# PROBLEM:
Keep only the lines that hold the string "navy", filtering out the rest of the entries below.

# DATA SHOWN:

□ □ □ □ □ □ □

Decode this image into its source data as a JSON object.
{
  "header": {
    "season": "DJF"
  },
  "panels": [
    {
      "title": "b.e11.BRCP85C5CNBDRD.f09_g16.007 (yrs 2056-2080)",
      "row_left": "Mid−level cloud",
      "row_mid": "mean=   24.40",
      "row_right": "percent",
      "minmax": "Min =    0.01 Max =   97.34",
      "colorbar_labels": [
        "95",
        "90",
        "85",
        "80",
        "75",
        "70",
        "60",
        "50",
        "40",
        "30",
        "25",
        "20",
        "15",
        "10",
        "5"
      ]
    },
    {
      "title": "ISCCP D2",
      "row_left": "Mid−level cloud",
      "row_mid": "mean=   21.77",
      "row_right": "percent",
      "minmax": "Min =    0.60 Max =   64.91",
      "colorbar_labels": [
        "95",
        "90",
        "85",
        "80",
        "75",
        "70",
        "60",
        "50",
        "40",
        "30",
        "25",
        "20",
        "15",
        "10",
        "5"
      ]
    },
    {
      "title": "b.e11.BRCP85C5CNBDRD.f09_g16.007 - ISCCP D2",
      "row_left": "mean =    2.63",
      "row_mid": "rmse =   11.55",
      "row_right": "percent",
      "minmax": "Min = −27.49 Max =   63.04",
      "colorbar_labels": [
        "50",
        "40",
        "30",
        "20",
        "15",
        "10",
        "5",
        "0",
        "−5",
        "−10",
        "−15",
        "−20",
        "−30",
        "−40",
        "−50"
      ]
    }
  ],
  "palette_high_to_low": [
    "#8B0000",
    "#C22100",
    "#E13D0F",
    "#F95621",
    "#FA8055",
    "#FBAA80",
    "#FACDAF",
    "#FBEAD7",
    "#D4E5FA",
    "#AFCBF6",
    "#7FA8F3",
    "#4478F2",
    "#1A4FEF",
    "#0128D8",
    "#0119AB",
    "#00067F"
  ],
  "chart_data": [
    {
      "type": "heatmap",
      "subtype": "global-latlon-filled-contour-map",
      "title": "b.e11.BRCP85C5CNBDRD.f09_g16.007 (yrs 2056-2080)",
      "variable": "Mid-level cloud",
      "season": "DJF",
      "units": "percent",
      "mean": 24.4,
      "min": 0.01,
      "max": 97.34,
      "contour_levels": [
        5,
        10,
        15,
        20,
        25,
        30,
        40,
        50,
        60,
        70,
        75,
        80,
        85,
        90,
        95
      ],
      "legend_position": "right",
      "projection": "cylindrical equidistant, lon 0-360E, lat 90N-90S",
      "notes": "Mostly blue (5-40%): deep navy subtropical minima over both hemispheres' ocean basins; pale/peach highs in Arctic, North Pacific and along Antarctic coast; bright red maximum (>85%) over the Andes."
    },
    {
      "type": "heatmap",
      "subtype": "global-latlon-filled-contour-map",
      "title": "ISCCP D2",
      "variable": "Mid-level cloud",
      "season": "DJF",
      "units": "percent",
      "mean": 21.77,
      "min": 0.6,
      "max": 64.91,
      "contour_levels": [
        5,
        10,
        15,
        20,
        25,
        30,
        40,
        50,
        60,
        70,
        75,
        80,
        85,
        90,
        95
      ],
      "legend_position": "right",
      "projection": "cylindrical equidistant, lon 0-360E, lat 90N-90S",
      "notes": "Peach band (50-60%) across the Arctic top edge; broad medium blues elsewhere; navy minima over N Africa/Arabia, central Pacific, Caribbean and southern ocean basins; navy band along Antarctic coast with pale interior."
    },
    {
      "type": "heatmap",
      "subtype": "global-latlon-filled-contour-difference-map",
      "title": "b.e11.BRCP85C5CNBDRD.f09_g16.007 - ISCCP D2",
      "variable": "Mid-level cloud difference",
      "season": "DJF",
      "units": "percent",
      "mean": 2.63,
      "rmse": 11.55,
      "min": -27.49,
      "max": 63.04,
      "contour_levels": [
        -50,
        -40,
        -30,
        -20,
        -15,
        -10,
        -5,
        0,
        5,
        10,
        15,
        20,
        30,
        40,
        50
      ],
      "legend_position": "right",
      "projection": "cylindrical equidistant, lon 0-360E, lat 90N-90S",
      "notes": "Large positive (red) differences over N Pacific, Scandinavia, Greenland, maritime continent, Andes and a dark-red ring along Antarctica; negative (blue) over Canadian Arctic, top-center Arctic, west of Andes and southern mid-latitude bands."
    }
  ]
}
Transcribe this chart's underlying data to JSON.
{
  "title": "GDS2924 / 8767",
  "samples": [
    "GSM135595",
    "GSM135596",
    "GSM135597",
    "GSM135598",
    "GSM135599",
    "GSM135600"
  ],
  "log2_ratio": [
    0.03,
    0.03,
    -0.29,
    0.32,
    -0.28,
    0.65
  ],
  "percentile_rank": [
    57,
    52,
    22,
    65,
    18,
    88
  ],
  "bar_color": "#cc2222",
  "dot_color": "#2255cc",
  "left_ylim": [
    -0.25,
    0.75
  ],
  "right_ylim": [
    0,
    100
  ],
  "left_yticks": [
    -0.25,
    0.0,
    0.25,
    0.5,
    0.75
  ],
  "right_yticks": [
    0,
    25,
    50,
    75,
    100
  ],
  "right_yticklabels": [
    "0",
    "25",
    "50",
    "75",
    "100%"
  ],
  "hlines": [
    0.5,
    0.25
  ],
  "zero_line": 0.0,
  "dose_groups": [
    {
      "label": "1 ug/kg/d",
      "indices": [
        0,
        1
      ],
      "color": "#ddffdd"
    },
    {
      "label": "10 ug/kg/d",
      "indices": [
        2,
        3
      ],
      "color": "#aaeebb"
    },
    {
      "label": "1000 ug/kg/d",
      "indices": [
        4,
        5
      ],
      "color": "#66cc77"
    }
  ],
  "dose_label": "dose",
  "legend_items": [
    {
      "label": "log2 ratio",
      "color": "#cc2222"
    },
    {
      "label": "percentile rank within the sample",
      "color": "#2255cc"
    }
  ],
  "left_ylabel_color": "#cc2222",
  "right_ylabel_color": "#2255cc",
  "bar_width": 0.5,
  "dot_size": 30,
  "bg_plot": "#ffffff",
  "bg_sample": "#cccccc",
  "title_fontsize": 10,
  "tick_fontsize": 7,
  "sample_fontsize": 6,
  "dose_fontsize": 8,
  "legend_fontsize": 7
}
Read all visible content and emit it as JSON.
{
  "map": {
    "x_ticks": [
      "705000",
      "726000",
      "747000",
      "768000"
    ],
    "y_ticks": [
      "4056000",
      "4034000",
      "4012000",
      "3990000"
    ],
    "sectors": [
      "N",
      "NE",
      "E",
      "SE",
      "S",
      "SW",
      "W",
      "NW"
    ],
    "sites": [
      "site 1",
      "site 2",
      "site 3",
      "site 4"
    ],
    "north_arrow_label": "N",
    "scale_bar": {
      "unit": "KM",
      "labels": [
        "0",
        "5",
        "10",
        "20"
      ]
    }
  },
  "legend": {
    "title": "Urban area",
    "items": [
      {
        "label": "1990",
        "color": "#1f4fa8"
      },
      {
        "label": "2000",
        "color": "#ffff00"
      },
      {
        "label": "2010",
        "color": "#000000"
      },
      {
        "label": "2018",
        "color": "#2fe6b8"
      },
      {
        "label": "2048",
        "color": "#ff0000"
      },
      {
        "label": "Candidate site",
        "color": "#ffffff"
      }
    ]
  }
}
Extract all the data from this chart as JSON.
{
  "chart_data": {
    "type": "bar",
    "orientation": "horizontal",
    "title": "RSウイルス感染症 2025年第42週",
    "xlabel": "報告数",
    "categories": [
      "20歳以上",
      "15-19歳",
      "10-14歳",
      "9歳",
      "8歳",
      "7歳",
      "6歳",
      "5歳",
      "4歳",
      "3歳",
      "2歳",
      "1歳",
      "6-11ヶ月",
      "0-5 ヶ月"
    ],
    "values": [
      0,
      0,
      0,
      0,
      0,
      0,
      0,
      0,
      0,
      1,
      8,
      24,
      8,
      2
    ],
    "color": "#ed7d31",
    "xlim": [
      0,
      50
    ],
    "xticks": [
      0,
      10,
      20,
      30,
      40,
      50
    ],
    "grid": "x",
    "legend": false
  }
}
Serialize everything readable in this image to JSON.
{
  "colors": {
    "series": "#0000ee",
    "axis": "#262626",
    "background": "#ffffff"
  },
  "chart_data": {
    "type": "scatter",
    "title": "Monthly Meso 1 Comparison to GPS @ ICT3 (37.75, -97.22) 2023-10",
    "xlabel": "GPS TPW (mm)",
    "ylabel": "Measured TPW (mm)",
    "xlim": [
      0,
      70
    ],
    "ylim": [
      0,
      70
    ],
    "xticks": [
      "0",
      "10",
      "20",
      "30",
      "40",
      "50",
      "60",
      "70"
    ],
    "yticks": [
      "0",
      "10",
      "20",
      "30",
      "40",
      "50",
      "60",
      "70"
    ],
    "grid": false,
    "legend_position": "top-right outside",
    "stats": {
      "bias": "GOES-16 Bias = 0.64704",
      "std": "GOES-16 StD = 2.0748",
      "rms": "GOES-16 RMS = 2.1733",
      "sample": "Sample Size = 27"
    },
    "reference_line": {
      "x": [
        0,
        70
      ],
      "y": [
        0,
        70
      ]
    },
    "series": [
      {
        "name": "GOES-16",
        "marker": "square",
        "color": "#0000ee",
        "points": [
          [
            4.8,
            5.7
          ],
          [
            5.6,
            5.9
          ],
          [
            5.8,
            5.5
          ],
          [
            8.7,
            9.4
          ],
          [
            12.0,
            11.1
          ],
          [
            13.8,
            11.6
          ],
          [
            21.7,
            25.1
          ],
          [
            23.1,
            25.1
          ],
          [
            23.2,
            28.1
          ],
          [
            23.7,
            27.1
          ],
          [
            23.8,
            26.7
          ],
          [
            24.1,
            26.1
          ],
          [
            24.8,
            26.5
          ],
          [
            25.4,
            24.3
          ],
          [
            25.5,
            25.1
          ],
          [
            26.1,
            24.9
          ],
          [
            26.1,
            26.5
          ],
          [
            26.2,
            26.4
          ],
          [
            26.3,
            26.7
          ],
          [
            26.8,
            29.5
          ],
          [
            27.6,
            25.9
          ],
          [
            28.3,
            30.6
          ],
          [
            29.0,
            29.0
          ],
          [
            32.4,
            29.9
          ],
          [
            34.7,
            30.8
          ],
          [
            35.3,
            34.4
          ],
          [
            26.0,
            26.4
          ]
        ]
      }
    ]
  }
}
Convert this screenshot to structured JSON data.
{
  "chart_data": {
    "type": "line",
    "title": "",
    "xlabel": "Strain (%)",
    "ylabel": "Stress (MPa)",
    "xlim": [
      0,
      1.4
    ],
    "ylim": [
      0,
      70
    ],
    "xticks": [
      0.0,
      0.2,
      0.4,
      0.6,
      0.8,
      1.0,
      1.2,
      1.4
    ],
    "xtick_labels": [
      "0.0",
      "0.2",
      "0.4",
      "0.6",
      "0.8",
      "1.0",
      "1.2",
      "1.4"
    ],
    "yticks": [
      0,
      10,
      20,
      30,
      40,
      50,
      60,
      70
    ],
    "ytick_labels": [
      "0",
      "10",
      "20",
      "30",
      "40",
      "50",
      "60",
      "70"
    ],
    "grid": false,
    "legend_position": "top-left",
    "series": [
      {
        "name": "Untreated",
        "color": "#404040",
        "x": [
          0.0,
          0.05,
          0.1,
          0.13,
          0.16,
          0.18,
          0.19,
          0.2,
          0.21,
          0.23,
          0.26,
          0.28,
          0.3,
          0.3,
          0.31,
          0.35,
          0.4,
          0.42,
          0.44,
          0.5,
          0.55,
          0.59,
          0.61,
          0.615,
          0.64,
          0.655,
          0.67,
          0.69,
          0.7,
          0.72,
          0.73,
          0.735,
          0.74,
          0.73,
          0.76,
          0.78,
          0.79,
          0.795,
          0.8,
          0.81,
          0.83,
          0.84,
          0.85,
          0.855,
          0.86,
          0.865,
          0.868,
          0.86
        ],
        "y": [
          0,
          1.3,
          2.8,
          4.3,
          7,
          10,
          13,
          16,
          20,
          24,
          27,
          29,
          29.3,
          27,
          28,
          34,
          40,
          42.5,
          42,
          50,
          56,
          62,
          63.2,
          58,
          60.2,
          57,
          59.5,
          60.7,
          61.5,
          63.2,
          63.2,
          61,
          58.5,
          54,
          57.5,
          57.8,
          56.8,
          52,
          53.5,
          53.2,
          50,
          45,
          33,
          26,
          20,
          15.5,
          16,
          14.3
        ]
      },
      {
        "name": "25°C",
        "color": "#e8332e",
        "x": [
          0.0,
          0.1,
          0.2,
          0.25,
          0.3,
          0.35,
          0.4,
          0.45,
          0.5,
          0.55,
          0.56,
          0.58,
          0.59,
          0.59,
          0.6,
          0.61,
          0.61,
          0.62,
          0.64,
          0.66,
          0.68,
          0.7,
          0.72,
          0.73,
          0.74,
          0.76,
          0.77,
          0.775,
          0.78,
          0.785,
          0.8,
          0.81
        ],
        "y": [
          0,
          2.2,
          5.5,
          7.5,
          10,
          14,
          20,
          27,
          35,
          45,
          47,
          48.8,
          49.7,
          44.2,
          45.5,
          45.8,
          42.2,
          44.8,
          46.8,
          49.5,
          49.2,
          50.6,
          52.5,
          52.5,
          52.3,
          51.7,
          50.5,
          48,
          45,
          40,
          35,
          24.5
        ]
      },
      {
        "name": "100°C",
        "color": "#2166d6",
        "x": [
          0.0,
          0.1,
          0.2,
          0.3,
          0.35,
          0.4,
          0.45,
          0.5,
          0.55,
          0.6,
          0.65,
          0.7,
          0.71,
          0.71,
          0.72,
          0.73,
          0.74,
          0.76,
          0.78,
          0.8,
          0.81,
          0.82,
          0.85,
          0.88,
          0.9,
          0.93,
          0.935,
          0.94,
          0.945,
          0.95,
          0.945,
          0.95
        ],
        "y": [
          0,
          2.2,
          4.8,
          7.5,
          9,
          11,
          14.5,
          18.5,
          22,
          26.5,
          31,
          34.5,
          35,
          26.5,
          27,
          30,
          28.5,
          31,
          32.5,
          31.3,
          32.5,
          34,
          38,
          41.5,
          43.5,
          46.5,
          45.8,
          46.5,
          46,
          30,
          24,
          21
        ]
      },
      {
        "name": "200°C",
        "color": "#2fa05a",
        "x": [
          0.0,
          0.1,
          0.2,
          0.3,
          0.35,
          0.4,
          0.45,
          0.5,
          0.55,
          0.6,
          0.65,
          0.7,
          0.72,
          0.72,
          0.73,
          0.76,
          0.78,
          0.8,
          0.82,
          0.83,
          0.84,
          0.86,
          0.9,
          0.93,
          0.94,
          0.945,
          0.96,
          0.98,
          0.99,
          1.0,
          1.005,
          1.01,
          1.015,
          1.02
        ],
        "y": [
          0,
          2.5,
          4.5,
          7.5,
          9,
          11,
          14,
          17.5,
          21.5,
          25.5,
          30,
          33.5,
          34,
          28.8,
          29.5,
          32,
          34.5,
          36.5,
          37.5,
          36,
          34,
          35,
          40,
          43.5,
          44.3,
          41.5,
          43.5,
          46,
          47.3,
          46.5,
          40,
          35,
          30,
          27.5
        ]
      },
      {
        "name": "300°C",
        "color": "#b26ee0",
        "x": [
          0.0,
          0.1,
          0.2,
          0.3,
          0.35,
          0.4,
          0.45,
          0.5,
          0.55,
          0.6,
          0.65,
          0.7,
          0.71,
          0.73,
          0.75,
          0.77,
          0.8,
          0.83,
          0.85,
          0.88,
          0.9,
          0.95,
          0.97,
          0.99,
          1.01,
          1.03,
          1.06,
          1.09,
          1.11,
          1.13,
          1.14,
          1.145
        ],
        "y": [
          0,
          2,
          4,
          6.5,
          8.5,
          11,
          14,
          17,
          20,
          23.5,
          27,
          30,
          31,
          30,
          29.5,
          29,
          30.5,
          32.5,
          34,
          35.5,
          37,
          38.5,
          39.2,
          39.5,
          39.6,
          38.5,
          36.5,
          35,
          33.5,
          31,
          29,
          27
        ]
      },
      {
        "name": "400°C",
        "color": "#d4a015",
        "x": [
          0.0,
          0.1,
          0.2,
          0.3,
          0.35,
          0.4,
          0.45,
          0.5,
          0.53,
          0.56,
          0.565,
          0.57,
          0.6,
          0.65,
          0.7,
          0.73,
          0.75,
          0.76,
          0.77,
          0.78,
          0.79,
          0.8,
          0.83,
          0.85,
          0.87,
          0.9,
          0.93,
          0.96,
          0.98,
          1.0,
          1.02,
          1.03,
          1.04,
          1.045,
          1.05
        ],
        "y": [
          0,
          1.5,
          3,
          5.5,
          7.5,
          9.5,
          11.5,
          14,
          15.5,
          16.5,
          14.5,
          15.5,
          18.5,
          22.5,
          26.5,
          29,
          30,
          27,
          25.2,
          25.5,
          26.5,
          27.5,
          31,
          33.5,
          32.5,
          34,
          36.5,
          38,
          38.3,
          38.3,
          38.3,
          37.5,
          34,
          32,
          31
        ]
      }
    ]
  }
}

□ □ □ □ □ □ □

# THE OUTPUT:
      "notes": "Mostly blue (5-40%): deep navy subtropical minima over both hemispheres' ocean basins; pale/peach highs in Arctic, North Pacific and along Antarctic coast; bright red maximum (>85%) over the Andes."
      "notes": "Peach band (50-60%) across the Arctic top edge; broad medium blues elsewhere; navy minima over N Africa/Arabia, central Pacific, Caribbean and southern ocean basins; navy band along Antarctic coast with pale interior."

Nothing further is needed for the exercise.